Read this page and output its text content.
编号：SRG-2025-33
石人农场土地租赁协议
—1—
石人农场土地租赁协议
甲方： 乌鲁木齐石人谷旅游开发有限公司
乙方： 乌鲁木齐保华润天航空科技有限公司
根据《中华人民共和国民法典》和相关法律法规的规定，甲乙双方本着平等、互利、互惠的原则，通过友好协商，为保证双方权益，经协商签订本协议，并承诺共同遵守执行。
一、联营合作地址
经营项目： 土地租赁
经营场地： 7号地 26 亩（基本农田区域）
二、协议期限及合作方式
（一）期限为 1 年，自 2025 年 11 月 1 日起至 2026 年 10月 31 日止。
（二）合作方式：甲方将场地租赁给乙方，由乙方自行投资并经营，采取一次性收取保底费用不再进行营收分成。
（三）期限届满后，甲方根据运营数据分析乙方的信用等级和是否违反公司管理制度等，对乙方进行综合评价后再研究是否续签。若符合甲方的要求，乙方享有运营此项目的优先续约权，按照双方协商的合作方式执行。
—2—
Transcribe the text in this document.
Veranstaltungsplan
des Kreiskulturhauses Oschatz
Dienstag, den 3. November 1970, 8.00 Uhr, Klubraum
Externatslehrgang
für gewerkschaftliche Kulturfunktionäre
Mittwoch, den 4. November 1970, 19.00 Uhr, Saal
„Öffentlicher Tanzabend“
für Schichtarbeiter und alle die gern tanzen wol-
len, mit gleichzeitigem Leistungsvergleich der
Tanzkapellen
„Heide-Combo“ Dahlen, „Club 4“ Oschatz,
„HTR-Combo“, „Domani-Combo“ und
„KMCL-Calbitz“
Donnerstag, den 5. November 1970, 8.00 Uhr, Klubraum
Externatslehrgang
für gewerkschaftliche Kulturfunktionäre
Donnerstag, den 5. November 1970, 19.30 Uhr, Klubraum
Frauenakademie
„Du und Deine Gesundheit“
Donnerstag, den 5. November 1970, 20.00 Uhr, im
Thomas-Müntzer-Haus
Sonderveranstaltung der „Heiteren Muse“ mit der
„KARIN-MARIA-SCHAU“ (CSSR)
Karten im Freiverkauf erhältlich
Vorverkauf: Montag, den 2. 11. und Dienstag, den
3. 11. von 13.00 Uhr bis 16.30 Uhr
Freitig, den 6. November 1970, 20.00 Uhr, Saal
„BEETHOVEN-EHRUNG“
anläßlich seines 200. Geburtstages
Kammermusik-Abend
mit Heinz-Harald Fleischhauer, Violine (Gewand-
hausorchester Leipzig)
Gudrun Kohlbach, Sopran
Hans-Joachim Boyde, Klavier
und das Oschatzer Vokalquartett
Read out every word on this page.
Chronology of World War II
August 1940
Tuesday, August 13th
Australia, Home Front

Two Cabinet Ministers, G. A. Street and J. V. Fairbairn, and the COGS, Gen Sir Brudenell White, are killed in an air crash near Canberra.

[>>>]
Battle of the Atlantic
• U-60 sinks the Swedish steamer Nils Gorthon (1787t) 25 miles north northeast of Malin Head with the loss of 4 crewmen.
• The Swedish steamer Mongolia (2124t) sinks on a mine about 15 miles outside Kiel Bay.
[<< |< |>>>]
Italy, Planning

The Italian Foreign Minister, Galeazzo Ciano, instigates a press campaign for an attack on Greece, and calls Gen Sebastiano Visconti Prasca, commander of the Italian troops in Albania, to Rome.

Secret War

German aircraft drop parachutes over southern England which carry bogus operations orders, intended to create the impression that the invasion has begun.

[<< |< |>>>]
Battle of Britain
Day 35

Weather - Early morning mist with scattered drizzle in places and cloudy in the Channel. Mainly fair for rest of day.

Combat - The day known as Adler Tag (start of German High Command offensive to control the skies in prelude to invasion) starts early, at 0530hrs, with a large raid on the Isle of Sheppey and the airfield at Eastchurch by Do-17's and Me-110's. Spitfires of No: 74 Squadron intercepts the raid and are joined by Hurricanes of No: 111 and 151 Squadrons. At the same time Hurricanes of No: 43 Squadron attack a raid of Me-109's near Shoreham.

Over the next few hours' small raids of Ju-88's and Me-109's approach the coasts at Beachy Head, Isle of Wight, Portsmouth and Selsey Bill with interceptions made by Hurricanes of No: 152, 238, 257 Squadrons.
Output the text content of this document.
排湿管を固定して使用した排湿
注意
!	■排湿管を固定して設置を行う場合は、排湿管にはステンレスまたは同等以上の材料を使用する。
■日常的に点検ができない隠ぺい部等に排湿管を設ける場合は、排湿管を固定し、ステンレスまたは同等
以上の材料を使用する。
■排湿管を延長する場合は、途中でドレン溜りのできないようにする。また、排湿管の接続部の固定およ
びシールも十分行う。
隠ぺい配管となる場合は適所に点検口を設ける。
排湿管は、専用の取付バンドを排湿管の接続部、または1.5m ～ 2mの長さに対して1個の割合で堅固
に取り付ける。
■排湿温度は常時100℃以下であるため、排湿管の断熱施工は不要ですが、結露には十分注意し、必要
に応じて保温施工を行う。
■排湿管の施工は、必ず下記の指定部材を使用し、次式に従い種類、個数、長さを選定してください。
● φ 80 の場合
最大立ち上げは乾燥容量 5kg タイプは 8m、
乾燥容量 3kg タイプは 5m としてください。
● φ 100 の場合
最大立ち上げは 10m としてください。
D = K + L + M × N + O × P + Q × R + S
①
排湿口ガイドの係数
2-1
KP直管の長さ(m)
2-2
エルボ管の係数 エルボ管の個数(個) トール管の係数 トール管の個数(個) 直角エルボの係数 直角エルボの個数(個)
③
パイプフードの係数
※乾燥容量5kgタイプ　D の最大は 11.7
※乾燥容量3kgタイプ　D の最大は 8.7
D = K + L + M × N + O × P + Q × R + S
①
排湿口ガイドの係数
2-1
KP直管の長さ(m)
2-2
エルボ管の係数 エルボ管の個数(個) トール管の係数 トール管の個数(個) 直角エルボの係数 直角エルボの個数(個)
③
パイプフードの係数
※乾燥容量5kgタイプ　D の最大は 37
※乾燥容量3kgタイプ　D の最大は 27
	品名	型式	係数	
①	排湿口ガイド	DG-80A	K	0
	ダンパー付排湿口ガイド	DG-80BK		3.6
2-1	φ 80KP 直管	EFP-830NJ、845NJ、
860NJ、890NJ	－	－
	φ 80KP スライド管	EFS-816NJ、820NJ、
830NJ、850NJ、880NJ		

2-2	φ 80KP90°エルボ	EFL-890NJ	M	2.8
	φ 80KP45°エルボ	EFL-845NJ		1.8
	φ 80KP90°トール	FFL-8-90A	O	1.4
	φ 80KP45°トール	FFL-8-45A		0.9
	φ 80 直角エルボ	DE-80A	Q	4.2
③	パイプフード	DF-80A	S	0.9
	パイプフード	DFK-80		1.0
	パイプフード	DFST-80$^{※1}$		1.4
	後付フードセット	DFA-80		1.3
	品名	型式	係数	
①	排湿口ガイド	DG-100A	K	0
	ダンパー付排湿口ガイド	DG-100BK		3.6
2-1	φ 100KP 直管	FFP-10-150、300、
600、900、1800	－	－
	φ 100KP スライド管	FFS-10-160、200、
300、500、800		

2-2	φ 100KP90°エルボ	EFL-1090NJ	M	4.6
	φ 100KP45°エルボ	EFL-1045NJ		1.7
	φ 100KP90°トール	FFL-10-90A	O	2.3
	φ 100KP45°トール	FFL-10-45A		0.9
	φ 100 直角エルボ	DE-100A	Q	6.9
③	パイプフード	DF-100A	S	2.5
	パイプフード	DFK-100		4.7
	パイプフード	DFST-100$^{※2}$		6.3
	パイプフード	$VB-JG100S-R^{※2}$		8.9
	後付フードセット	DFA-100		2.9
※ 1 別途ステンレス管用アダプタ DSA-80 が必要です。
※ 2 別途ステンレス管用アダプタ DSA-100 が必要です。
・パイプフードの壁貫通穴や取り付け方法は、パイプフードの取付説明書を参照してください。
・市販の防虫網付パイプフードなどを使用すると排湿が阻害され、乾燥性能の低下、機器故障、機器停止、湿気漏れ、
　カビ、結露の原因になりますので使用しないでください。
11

◆ What is being asked:
State how many lines hold the word "Klubraum". The number is the whole answer.

◆ Response for this exercise:
3